= Task brief =
Whenever a line contains the string "people", copy it out of the entries.

= Exercise materials =
* * * * * * * * *
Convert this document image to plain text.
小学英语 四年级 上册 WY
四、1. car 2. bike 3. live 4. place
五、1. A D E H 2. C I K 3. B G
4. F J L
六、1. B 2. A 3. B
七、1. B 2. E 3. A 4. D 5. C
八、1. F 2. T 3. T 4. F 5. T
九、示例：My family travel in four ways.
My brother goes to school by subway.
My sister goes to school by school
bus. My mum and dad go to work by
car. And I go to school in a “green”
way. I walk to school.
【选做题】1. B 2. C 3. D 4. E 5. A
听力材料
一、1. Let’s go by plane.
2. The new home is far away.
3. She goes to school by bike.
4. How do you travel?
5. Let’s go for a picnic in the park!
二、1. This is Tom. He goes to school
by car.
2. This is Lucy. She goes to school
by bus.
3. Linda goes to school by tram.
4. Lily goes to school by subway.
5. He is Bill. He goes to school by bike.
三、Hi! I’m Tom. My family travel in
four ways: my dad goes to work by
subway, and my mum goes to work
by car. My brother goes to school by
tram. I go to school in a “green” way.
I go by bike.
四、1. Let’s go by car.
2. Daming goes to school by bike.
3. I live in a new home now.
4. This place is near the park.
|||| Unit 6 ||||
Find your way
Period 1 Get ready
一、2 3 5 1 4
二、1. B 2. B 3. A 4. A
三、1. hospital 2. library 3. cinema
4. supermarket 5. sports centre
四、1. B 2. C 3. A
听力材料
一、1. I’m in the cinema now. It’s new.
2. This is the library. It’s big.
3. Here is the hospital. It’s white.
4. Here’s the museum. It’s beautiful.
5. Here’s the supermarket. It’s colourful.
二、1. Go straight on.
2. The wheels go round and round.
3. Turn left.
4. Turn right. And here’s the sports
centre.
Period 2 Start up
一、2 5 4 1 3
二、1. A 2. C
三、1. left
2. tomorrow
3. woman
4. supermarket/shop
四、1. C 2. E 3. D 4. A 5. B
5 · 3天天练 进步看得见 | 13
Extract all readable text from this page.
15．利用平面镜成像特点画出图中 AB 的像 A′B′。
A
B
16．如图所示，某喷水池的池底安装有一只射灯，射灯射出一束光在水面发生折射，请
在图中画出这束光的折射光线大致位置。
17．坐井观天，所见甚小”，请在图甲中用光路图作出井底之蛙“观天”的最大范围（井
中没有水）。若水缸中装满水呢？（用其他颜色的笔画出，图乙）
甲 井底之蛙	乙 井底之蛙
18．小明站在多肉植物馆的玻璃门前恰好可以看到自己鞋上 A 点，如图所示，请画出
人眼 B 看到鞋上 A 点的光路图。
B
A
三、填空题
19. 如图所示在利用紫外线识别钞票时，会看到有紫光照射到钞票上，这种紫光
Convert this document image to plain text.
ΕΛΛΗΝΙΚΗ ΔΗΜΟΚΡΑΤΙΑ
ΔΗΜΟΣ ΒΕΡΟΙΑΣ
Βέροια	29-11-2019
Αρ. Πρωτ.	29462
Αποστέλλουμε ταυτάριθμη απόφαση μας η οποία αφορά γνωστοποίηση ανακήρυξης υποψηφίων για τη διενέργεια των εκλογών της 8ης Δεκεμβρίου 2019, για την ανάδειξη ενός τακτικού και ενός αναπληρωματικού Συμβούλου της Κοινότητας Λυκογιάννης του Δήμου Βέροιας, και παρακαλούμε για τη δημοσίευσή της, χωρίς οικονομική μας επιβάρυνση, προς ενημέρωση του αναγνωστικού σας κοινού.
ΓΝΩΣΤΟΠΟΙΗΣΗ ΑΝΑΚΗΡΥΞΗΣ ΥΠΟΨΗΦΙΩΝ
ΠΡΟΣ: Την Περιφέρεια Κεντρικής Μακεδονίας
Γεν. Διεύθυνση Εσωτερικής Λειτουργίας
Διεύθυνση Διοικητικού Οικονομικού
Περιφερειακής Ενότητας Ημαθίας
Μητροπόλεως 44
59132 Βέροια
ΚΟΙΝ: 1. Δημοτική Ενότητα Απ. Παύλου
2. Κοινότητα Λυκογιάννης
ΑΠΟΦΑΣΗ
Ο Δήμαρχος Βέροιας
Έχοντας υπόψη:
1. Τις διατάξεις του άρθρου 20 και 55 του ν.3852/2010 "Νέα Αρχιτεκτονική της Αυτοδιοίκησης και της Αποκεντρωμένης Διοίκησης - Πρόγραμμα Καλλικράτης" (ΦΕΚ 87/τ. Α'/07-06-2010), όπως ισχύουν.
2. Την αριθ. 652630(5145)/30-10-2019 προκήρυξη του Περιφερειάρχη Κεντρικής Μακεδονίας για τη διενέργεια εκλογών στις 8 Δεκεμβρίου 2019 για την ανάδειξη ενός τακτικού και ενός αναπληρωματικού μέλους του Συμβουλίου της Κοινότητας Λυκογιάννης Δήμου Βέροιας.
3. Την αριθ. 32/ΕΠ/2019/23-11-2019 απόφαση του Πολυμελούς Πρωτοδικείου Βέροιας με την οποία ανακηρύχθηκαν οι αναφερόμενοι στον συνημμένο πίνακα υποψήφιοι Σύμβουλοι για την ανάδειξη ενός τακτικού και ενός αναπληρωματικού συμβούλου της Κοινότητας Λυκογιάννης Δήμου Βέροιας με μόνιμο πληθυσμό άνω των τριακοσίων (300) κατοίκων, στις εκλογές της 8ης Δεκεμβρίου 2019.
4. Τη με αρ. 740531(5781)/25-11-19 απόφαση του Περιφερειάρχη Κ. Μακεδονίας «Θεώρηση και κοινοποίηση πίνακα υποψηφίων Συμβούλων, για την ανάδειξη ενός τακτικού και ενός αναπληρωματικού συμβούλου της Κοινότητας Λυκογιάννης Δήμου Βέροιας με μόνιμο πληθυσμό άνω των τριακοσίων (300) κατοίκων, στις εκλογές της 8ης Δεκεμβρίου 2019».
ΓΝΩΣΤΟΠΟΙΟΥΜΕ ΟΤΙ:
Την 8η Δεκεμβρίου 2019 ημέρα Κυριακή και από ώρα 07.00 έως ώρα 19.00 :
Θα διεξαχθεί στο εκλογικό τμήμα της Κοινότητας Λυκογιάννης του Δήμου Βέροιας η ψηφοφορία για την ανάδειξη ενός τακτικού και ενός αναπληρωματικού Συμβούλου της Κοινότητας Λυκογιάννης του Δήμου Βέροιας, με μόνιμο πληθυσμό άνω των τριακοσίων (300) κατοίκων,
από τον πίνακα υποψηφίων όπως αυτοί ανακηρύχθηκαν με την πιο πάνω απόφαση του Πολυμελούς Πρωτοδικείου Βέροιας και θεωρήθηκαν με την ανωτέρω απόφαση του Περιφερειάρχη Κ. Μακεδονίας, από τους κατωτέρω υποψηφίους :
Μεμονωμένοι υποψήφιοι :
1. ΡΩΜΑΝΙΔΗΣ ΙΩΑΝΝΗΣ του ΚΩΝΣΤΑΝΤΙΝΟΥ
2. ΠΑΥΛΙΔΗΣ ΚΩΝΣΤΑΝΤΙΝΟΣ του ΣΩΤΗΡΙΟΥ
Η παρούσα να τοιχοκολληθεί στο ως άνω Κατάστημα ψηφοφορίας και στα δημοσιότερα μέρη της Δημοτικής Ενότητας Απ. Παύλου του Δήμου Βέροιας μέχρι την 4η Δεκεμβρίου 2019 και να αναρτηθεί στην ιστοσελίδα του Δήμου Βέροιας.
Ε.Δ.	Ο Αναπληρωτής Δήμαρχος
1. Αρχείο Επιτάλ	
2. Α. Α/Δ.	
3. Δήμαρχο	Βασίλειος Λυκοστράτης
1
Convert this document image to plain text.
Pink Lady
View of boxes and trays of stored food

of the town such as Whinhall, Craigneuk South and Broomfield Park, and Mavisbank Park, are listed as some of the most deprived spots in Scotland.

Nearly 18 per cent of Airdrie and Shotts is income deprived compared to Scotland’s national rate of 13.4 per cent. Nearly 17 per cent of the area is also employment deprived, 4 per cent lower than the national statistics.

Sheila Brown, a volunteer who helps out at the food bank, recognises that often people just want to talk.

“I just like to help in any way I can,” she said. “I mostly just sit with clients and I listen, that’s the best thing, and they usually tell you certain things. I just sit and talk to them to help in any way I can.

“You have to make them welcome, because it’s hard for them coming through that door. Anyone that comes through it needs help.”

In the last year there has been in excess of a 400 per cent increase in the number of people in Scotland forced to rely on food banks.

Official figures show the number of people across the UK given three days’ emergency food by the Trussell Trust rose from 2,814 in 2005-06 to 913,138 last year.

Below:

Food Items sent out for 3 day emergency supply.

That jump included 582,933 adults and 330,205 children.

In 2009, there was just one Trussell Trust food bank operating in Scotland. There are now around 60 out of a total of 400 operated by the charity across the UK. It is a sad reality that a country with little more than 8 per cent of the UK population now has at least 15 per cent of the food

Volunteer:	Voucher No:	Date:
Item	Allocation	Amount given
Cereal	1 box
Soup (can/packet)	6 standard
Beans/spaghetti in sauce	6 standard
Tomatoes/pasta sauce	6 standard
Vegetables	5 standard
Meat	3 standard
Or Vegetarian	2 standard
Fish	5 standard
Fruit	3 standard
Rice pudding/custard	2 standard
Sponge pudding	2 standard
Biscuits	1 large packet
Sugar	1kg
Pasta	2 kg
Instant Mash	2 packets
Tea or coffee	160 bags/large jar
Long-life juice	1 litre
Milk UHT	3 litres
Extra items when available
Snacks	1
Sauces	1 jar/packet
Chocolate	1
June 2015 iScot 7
* * * * * * * * *
= Result =
Sheila Brown, a volunteer who helps out at the food bank, recognises that often people just want to talk.
In the last year there has been in excess of a 400 per cent increase in the number of people in Scotland forced to rely on food banks.
Official figures show the number of people across the UK given three days’ emergency food by the Trussell Trust rose from 2,814 in 2005-06 to 913,138 last year.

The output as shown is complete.